> EXERCISE
In the material below, find all lines with the string "legal" and copy them.

> EXERCISE MATERIALS
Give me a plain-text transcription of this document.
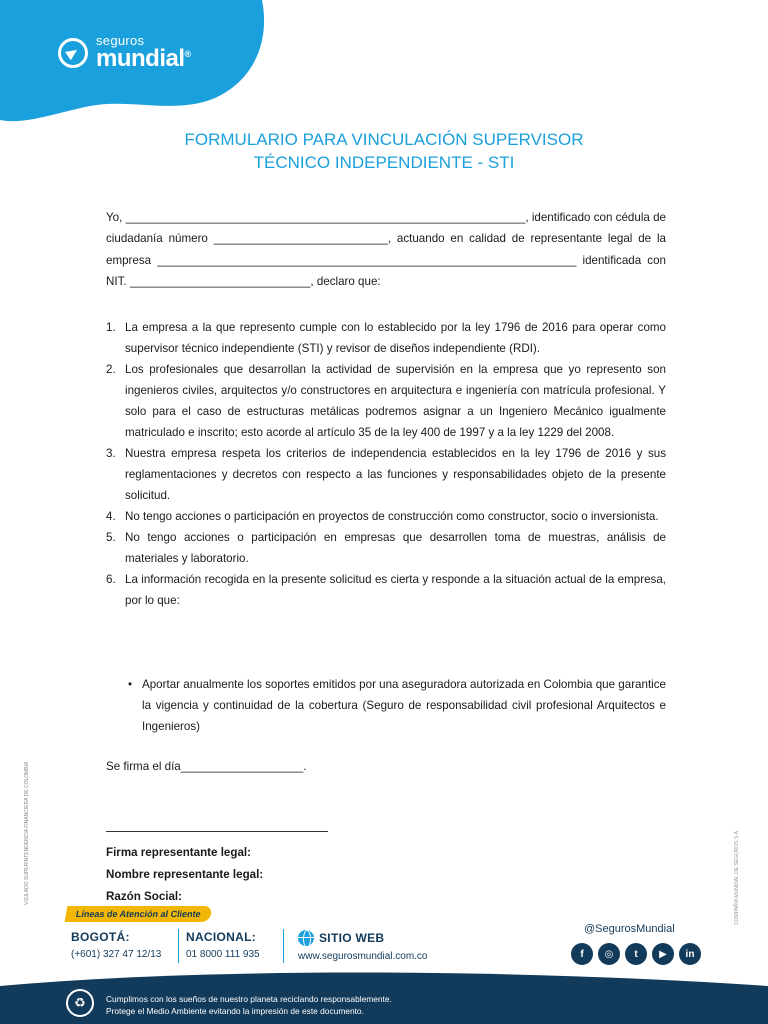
seguros
mundial®
FORMULARIO PARA VINCULACIÓN SUPERVISOR
TÉCNICO INDEPENDIENTE - STI

Yo, ______________________________________________________________, identificado con cédula de ciudadanía número ___________________________, actuando en calidad de representante legal de la empresa _________________________________________________________________ identificada con NIT. ____________________________, declaro que:

1. La empresa a la que represento cumple con lo establecido por la ley 1796 de 2016 para operar como supervisor técnico independiente (STI) y revisor de diseños independiente (RDI).
2. Los profesionales que desarrollan la actividad de supervisión en la empresa que yo represento son ingenieros civiles, arquitectos y/o constructores en arquitectura e ingeniería con matrícula profesional. Y solo para el caso de estructuras metálicas podremos asignar a un Ingeniero Mecánico igualmente matriculado e inscrito; esto acorde al artículo 35 de la ley 400 de 1997 y a la ley 1229 del 2008.
3. Nuestra empresa respeta los criterios de independencia establecidos en la ley 1796 de 2016 y sus reglamentaciones y decretos con respecto a las funciones y responsabilidades objeto de la presente solicitud.
4. No tengo acciones o participación en proyectos de construcción como constructor, socio o inversionista.
5. No tengo acciones o participación en empresas que desarrollen toma de muestras, análisis de materiales y laboratorio.
6. La información recogida en la presente solicitud es cierta y responde a la situación actual de la empresa, por lo que:
• Aportar anualmente los soportes emitidos por una aseguradora autorizada en Colombia que garantice la vigencia y continuidad de la cobertura (Seguro de responsabilidad civil profesional Arquitectos e Ingenieros)
Se firma el día___________________.
Firma representante legal:
Nombre representante legal:
Razón Social:
VIGILADO SUPERINTENDENCIA FINANCIERA DE COLOMBIA	COMPAÑÍA MUNDIAL DE SEGUROS S.A.
Líneas de Atención al Cliente
BOGOTÁ:
(+601) 327 47 12/13
NACIONAL:
01 8000 111 935
SITIO WEB
www.segurosmundial.com.co
@SegurosMundial
f	◎	t	▶	in
♻	Cumplimos con los sueños de nuestro planeta reciclando responsablemente.
Protege el Medio Ambiente evitando la impresión de este documento.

> OUTPUT
Yo, ______________________________________________________________, identificado con cédula de ciudadanía número ___________________________, actuando en calidad de representante legal de la empresa _________________________________________________________________ identificada con NIT. ____________________________, declaro que:
Firma representante legal:
Nombre representante legal:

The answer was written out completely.